§ **GIVEN TASK**
Would you repeat the listing exactly but omit every picture?

· · ·

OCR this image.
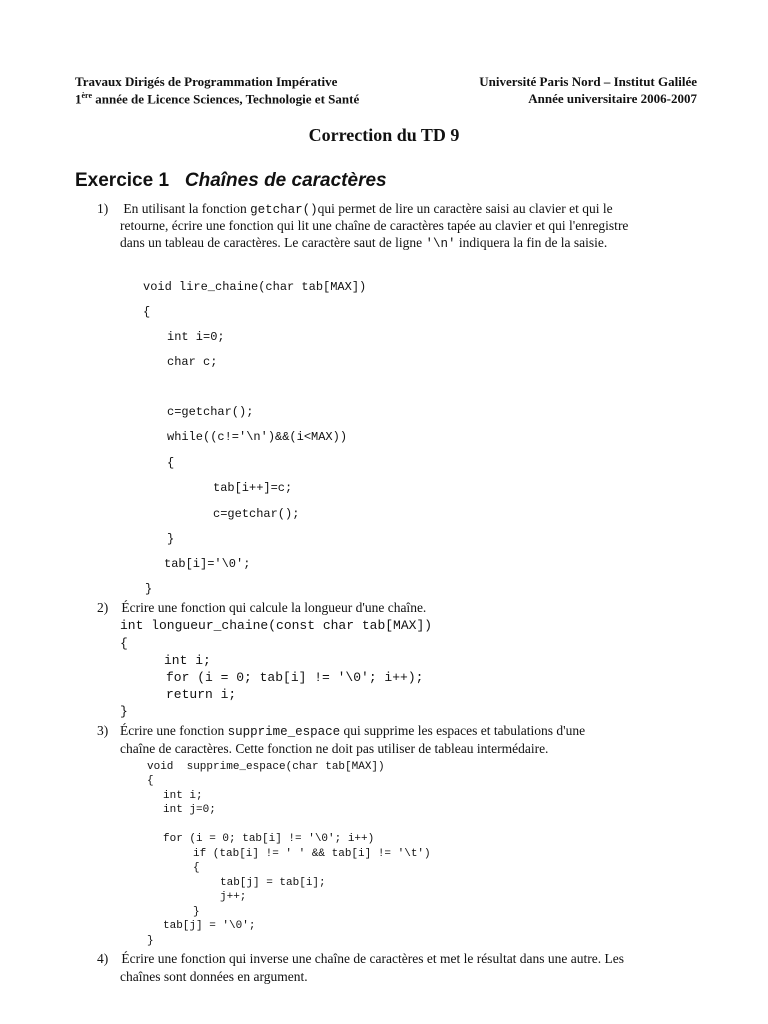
Travaux Dirigés de Programmation Impérative
1ère année de Licence Sciences, Technologie et Santé
Université Paris Nord – Institut Galilée
Année universitaire 2006-2007
Correction du TD 9
Exercice 1 Chaînes de caractères
1) En utilisant la fonction getchar()qui permet de lire un caractère saisi au clavier et qui le
retourne, écrire une fonction qui lit une chaîne de caractères tapée au clavier et qui l'enregistre
dans un tableau de caractères. Le caractère saut de ligne '\n' indiquera la fin de la saisie.
void lire_chaine(char tab[MAX])
{
int i=0;
char c;
c=getchar();
while((c!='\n')&&(i<MAX))
{
tab[i++]=c;
c=getchar();
}
tab[i]='\0';
}
2) Écrire une fonction qui calcule la longueur d'une chaîne.
int longueur_chaine(const char tab[MAX])
{
int i;
for (i = 0; tab[i] != '\0'; i++);
return i;
}
3) Écrire une fonction supprime_espace qui supprime les espaces et tabulations d'une
chaîne de caractères. Cette fonction ne doit pas utiliser de tableau intermédaire.
void  supprime_espace(char tab[MAX])
{
int i;
int j=0;
for (i = 0; tab[i] != '\0'; i++)
if (tab[i] != ' ' && tab[i] != '\t')
{
tab[j] = tab[i];
j++;
}
tab[j] = '\0';
}
4) Écrire une fonction qui inverse une chaîne de caractères et met le résultat dans une autre. Les
chaînes sont données en argument.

· · ·

§ **RESPONSE TO THE TASK**
OCR this image.
Travaux Dirigés de Programmation Impérative
1ère année de Licence Sciences, Technologie et Santé
Université Paris Nord – Institut Galilée
Année universitaire 2006-2007
Correction du TD 9
Exercice 1 Chaînes de caractères
1) En utilisant la fonction getchar()qui permet de lire un caractère saisi au clavier et qui le
retourne, écrire une fonction qui lit une chaîne de caractères tapée au clavier et qui l'enregistre
dans un tableau de caractères. Le caractère saut de ligne '\n' indiquera la fin de la saisie.
void lire_chaine(char tab[MAX])
{
int i=0;
char c;
c=getchar();
while((c!='\n')&&(i<MAX))
{
tab[i++]=c;
c=getchar();
}
tab[i]='\0';
}
2) Écrire une fonction qui calcule la longueur d'une chaîne.
int longueur_chaine(const char tab[MAX])
{
int i;
for (i = 0; tab[i] != '\0'; i++);
return i;
}
3) Écrire une fonction supprime_espace qui supprime les espaces et tabulations d'une
chaîne de caractères. Cette fonction ne doit pas utiliser de tableau intermédaire.
void  supprime_espace(char tab[MAX])
{
int i;
int j=0;
for (i = 0; tab[i] != '\0'; i++)
if (tab[i] != ' ' && tab[i] != '\t')
{
tab[j] = tab[i];
j++;
}
tab[j] = '\0';
}
4) Écrire une fonction qui inverse une chaîne de caractères et met le résultat dans une autre. Les
chaînes sont données en argument.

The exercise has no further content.